Given exercise:
Where a line contains the word "queryCourseParamsDto", copy that line in full.

* BEGIN Supplied data *

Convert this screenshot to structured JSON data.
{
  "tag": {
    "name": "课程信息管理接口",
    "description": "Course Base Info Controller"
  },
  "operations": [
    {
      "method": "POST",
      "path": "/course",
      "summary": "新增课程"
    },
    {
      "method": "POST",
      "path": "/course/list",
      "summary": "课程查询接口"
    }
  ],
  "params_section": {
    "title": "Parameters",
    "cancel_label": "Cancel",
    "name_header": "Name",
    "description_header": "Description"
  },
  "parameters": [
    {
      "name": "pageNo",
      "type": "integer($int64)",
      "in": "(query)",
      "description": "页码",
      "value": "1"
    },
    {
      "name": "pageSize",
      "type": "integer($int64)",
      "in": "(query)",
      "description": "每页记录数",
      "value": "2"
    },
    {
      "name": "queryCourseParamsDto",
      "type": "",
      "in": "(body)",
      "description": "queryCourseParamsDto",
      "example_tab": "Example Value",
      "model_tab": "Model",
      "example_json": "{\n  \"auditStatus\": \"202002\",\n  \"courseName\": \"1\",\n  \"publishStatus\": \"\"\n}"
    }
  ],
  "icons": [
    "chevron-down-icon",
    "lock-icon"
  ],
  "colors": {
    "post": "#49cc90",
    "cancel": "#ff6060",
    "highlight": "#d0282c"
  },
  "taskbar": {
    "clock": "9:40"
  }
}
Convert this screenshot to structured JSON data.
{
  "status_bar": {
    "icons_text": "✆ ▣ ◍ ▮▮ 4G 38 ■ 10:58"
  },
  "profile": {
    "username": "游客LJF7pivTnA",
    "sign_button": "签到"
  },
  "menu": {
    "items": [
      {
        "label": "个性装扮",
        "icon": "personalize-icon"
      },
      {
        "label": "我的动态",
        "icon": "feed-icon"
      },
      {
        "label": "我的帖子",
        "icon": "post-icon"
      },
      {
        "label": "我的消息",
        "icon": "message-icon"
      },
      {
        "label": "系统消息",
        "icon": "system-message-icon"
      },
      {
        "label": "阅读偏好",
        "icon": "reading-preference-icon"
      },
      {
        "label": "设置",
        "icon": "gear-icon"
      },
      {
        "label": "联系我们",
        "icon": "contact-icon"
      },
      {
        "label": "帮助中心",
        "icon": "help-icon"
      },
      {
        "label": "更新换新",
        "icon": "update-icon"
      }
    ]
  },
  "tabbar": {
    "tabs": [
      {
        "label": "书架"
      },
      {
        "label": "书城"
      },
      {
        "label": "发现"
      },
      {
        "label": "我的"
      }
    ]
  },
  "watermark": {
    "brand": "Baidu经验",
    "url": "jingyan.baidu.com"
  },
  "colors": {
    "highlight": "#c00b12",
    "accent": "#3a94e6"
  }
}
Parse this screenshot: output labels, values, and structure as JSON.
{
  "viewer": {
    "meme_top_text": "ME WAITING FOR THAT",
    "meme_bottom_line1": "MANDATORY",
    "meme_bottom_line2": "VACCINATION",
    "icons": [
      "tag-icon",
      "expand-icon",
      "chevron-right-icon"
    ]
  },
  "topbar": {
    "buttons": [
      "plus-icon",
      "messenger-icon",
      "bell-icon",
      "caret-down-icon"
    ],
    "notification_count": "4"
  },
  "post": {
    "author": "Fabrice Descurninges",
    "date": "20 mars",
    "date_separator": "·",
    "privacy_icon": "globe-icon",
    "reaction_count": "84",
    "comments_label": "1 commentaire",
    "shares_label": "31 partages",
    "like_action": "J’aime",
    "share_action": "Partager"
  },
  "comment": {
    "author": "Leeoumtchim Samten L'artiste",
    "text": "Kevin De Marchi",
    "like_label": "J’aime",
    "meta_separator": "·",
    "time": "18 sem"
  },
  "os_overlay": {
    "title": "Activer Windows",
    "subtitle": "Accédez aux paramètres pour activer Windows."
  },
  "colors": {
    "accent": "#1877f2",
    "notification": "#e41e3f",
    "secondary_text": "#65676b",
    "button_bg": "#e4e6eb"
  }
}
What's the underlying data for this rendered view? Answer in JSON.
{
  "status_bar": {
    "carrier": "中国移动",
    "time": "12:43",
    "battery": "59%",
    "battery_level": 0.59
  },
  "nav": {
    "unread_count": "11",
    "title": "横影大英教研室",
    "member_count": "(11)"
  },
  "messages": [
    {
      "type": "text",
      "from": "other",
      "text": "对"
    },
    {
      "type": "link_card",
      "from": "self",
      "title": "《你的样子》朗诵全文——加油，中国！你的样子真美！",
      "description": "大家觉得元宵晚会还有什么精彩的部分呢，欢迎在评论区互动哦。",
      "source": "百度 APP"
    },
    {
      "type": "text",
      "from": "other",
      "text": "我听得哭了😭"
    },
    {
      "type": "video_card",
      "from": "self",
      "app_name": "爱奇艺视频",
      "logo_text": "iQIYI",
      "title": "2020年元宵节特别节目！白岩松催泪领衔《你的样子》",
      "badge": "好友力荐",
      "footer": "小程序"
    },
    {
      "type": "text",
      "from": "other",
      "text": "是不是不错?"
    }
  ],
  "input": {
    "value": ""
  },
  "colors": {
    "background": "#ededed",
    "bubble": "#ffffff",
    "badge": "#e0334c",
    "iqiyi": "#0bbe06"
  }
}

* END Supplied data *

Output:
      "name": "queryCourseParamsDto",
      "description": "queryCourseParamsDto",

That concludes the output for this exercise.